SUPPLIED INFORMATION:
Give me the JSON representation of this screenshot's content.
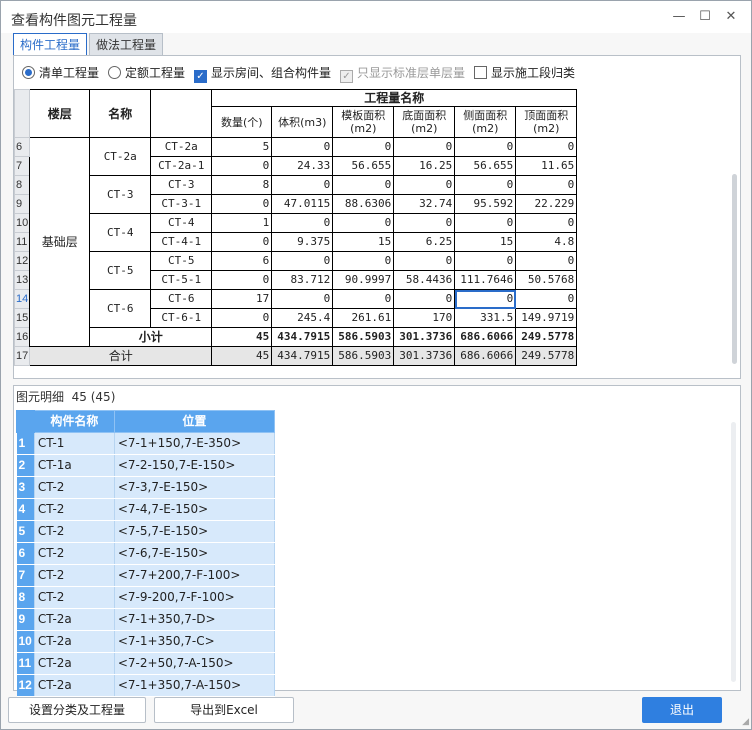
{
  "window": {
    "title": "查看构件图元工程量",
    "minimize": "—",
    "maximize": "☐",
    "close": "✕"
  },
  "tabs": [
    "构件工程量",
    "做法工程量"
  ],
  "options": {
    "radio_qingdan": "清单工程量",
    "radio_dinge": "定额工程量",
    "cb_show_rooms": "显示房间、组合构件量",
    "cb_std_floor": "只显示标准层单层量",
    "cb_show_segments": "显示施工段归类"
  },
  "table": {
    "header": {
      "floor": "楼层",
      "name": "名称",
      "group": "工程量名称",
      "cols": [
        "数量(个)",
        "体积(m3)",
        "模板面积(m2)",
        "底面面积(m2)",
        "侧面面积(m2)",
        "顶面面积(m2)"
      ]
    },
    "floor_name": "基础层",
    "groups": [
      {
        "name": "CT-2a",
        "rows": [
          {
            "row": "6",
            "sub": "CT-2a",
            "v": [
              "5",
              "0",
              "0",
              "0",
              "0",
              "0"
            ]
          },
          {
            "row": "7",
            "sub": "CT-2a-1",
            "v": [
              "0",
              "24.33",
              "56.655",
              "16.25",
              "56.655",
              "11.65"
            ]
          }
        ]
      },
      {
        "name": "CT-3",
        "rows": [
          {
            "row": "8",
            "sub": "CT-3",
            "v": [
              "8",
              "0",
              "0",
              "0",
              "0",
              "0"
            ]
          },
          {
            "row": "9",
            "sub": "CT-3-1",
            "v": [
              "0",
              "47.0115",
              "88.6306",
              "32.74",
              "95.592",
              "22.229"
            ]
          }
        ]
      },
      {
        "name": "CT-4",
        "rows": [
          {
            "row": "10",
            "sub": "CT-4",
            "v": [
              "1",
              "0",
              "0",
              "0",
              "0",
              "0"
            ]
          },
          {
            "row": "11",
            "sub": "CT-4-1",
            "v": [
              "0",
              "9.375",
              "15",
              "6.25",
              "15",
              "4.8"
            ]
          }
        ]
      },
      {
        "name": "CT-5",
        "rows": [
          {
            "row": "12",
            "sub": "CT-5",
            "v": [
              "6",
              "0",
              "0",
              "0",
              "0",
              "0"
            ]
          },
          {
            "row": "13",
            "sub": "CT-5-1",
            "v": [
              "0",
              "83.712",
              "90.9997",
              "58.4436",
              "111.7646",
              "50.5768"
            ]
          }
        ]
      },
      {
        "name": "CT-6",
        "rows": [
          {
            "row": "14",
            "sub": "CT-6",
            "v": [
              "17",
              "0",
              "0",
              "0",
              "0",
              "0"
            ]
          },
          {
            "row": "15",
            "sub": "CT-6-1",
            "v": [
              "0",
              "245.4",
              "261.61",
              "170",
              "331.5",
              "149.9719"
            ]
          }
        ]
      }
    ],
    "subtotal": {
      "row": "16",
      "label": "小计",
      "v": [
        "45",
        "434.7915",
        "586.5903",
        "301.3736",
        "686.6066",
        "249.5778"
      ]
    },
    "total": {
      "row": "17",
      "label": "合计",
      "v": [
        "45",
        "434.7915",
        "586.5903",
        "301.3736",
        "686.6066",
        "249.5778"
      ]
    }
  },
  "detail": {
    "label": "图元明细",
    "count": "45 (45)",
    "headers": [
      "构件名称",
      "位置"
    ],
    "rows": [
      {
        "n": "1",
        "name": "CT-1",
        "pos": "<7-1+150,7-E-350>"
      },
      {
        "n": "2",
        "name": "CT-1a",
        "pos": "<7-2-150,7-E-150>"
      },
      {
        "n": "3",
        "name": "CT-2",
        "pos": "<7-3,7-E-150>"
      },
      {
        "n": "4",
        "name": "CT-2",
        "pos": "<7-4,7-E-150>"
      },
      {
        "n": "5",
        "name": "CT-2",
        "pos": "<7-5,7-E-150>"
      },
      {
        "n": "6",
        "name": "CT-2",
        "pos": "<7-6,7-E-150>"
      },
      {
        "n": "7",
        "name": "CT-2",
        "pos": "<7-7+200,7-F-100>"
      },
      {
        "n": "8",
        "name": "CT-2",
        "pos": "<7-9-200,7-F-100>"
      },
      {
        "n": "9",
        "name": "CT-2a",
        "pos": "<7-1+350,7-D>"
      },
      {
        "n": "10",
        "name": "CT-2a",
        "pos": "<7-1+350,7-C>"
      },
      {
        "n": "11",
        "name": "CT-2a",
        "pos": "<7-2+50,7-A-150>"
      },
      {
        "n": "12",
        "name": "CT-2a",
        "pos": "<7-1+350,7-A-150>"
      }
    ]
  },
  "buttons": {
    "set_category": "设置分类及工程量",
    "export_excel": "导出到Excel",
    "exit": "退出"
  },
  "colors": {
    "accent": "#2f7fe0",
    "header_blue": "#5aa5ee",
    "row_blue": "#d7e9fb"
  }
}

SET TASK: Write out the full set of lines verbatim, without the pictures.

COMPLETE RESPONSE:
Give me the JSON representation of this screenshot's content.
{
  "window": {
    "title": "查看构件图元工程量",
    "minimize": "—",
    "maximize": "☐",
    "close": "✕"
  },
  "tabs": [
    "构件工程量",
    "做法工程量"
  ],
  "options": {
    "radio_qingdan": "清单工程量",
    "radio_dinge": "定额工程量",
    "cb_show_rooms": "显示房间、组合构件量",
    "cb_std_floor": "只显示标准层单层量",
    "cb_show_segments": "显示施工段归类"
  },
  "table": {
    "header": {
      "floor": "楼层",
      "name": "名称",
      "group": "工程量名称",
      "cols": [
        "数量(个)",
        "体积(m3)",
        "模板面积(m2)",
        "底面面积(m2)",
        "侧面面积(m2)",
        "顶面面积(m2)"
      ]
    },
    "floor_name": "基础层",
    "groups": [
      {
        "name": "CT-2a",
        "rows": [
          {
            "row": "6",
            "sub": "CT-2a",
            "v": [
              "5",
              "0",
              "0",
              "0",
              "0",
              "0"
            ]
          },
          {
            "row": "7",
            "sub": "CT-2a-1",
            "v": [
              "0",
              "24.33",
              "56.655",
              "16.25",
              "56.655",
              "11.65"
            ]
          }
        ]
      },
      {
        "name": "CT-3",
        "rows": [
          {
            "row": "8",
            "sub": "CT-3",
            "v": [
              "8",
              "0",
              "0",
              "0",
              "0",
              "0"
            ]
          },
          {
            "row": "9",
            "sub": "CT-3-1",
            "v": [
              "0",
              "47.0115",
              "88.6306",
              "32.74",
              "95.592",
              "22.229"
            ]
          }
        ]
      },
      {
        "name": "CT-4",
        "rows": [
          {
            "row": "10",
            "sub": "CT-4",
            "v": [
              "1",
              "0",
              "0",
              "0",
              "0",
              "0"
            ]
          },
          {
            "row": "11",
            "sub": "CT-4-1",
            "v": [
              "0",
              "9.375",
              "15",
              "6.25",
              "15",
              "4.8"
            ]
          }
        ]
      },
      {
        "name": "CT-5",
        "rows": [
          {
            "row": "12",
            "sub": "CT-5",
            "v": [
              "6",
              "0",
              "0",
              "0",
              "0",
              "0"
            ]
          },
          {
            "row": "13",
            "sub": "CT-5-1",
            "v": [
              "0",
              "83.712",
              "90.9997",
              "58.4436",
              "111.7646",
              "50.5768"
            ]
          }
        ]
      },
      {
        "name": "CT-6",
        "rows": [
          {
            "row": "14",
            "sub": "CT-6",
            "v": [
              "17",
              "0",
              "0",
              "0",
              "0",
              "0"
            ]
          },
          {
            "row": "15",
            "sub": "CT-6-1",
            "v": [
              "0",
              "245.4",
              "261.61",
              "170",
              "331.5",
              "149.9719"
            ]
          }
        ]
      }
    ],
    "subtotal": {
      "row": "16",
      "label": "小计",
      "v": [
        "45",
        "434.7915",
        "586.5903",
        "301.3736",
        "686.6066",
        "249.5778"
      ]
    },
    "total": {
      "row": "17",
      "label": "合计",
      "v": [
        "45",
        "434.7915",
        "586.5903",
        "301.3736",
        "686.6066",
        "249.5778"
      ]
    }
  },
  "detail": {
    "label": "图元明细",
    "count": "45 (45)",
    "headers": [
      "构件名称",
      "位置"
    ],
    "rows": [
      {
        "n": "1",
        "name": "CT-1",
        "pos": "<7-1+150,7-E-350>"
      },
      {
        "n": "2",
        "name": "CT-1a",
        "pos": "<7-2-150,7-E-150>"
      },
      {
        "n": "3",
        "name": "CT-2",
        "pos": "<7-3,7-E-150>"
      },
      {
        "n": "4",
        "name": "CT-2",
        "pos": "<7-4,7-E-150>"
      },
      {
        "n": "5",
        "name": "CT-2",
        "pos": "<7-5,7-E-150>"
      },
      {
        "n": "6",
        "name": "CT-2",
        "pos": "<7-6,7-E-150>"
      },
      {
        "n": "7",
        "name": "CT-2",
        "pos": "<7-7+200,7-F-100>"
      },
      {
        "n": "8",
        "name": "CT-2",
        "pos": "<7-9-200,7-F-100>"
      },
      {
        "n": "9",
        "name": "CT-2a",
        "pos": "<7-1+350,7-D>"
      },
      {
        "n": "10",
        "name": "CT-2a",
        "pos": "<7-1+350,7-C>"
      },
      {
        "n": "11",
        "name": "CT-2a",
        "pos": "<7-2+50,7-A-150>"
      },
      {
        "n": "12",
        "name": "CT-2a",
        "pos": "<7-1+350,7-A-150>"
      }
    ]
  },
  "buttons": {
    "set_category": "设置分类及工程量",
    "export_excel": "导出到Excel",
    "exit": "退出"
  },
  "colors": {
    "accent": "#2f7fe0",
    "header_blue": "#5aa5ee",
    "row_blue": "#d7e9fb"
  }
}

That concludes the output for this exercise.